### [DIRECTIVE]
In the entries below, find every line holding the string "圆环有扩张的趋势" and collect it.

### [MATERIALS PROVIDED]

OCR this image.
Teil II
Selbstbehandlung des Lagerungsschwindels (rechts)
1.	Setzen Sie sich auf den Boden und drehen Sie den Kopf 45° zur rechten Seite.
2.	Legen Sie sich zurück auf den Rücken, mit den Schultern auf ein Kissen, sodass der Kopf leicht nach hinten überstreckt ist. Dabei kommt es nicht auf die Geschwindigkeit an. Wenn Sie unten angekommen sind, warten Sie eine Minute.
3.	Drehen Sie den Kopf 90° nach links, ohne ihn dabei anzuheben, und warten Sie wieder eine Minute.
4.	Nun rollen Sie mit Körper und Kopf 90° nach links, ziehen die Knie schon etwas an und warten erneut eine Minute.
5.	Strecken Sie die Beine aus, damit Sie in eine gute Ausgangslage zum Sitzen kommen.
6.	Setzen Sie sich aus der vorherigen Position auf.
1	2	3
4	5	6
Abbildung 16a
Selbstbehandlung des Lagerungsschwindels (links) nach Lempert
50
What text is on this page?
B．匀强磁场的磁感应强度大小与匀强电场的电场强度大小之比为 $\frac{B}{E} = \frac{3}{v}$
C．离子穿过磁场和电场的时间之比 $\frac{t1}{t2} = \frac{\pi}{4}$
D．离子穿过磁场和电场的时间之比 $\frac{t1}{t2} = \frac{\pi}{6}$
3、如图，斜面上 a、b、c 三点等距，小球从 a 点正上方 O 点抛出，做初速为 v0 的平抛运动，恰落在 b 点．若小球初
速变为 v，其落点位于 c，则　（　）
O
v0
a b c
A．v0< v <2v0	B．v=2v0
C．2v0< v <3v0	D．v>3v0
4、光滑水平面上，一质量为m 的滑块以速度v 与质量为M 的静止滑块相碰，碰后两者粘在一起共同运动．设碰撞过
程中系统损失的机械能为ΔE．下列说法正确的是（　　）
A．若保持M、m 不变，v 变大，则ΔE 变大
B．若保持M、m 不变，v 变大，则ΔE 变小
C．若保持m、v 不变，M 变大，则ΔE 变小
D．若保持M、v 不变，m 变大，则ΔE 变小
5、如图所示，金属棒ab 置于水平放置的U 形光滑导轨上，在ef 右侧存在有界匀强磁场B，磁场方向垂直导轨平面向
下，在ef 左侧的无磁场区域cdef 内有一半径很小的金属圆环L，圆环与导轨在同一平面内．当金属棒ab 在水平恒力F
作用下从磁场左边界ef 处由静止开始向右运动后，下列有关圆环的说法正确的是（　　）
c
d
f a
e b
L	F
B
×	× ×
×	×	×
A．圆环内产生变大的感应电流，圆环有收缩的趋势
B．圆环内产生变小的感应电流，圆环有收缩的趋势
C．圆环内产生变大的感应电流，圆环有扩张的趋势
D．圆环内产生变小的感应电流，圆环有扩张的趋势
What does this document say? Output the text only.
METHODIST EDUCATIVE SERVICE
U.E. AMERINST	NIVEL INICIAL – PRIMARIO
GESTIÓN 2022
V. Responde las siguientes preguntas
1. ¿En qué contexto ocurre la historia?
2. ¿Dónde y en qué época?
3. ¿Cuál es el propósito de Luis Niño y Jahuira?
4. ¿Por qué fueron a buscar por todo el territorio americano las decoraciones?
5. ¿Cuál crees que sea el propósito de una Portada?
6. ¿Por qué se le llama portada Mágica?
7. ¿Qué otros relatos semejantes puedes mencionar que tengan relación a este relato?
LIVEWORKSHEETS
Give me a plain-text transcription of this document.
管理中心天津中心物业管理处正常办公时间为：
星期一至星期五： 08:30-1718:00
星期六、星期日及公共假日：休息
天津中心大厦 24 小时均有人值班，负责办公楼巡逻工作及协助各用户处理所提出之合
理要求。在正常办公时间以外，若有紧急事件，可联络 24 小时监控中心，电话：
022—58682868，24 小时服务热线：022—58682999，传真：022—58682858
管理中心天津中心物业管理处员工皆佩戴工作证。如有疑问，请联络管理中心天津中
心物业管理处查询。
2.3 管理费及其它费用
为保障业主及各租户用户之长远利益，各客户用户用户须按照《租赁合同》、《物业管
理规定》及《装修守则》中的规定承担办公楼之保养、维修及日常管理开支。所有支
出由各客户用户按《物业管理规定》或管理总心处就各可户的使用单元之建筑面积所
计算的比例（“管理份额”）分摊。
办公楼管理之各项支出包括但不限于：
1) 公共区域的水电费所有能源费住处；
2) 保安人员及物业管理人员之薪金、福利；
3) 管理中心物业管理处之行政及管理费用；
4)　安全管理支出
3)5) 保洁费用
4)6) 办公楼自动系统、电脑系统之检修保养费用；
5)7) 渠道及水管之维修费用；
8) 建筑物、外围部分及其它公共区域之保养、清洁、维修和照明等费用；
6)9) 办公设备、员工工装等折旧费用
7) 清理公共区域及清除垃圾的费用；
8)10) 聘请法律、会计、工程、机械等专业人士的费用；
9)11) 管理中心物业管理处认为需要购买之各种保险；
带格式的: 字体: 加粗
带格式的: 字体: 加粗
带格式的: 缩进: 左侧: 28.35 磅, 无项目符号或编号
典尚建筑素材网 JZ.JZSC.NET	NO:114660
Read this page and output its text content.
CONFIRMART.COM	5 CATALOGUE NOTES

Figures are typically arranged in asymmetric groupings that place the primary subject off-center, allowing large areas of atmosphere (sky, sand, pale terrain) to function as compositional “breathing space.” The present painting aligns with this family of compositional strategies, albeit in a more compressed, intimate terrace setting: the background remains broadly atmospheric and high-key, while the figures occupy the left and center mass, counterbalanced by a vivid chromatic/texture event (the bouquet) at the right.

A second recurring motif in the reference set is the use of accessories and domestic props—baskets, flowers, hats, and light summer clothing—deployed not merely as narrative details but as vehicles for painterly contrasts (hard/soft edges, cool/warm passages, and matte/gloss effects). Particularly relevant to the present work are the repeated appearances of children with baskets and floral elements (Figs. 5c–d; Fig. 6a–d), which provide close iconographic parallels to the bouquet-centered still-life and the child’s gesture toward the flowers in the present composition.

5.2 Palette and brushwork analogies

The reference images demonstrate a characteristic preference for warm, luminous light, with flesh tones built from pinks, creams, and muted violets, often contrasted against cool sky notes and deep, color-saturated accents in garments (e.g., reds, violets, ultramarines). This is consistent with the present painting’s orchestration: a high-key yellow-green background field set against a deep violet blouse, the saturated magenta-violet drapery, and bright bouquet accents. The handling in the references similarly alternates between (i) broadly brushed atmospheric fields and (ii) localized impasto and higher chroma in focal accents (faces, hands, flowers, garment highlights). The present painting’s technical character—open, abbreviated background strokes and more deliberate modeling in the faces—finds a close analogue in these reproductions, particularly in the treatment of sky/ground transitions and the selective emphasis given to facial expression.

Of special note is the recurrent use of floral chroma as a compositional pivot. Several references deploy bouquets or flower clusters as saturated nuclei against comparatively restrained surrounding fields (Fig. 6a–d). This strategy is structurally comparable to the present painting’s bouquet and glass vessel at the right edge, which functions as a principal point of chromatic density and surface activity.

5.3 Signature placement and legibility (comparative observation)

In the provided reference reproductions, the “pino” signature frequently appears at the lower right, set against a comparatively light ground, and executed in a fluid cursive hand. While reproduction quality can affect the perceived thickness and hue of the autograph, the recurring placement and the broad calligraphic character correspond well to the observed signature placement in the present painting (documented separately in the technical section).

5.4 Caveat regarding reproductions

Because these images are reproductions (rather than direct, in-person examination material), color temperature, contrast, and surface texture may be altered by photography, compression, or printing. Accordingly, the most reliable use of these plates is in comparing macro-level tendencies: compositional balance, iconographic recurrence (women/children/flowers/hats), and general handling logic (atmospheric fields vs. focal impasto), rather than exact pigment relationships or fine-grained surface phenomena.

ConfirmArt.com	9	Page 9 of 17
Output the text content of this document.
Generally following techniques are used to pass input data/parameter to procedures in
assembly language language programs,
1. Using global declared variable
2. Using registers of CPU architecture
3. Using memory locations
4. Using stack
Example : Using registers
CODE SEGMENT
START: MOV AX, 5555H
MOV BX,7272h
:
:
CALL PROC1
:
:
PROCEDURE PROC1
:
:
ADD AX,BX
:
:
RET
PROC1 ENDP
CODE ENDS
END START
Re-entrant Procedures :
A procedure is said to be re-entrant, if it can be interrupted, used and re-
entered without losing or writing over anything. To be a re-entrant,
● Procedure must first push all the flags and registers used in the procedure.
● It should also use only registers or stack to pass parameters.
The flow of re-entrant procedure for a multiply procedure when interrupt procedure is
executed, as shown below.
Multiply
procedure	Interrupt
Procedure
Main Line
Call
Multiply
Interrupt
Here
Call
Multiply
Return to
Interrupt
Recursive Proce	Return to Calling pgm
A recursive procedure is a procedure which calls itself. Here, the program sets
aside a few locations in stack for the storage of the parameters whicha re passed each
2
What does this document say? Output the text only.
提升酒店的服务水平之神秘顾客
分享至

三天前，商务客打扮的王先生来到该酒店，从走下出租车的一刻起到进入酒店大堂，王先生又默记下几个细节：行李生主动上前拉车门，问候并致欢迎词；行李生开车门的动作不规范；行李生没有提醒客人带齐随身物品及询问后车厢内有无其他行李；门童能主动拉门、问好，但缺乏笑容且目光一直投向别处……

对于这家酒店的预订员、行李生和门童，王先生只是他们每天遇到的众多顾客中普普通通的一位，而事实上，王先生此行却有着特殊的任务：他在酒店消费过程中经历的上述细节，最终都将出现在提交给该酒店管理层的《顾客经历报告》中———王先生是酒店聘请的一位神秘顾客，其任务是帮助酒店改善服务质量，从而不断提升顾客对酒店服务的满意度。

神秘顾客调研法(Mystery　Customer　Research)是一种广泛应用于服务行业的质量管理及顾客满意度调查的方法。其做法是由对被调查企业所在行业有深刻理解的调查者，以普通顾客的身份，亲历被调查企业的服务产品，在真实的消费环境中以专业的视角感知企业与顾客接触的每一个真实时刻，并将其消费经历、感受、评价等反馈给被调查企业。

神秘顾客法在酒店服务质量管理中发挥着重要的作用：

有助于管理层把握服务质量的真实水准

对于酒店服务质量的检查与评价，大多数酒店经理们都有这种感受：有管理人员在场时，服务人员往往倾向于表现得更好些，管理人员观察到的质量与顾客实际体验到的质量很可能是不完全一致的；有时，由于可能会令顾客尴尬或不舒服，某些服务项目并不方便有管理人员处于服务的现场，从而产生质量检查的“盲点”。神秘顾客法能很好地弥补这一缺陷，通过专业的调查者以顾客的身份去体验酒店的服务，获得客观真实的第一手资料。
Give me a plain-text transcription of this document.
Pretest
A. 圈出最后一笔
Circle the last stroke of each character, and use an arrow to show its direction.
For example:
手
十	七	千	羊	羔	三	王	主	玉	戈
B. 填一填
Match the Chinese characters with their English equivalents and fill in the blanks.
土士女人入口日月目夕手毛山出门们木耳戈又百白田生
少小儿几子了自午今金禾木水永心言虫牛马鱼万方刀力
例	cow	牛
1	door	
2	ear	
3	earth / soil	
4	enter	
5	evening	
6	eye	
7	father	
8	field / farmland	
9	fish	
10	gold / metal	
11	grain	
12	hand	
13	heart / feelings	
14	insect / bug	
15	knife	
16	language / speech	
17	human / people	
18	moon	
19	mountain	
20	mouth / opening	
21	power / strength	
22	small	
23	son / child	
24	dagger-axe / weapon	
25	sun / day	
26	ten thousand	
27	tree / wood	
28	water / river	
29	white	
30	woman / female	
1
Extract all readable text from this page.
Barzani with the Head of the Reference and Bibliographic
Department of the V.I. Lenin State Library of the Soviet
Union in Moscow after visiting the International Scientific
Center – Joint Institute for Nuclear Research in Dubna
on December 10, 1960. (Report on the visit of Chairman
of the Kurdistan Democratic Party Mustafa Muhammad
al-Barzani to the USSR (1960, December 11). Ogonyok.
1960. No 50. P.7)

### [TASK RESULT]
C．圆环内产生变大的感应电流，圆环有扩张的趋势
D．圆环内产生变小的感应电流，圆环有扩张的趋势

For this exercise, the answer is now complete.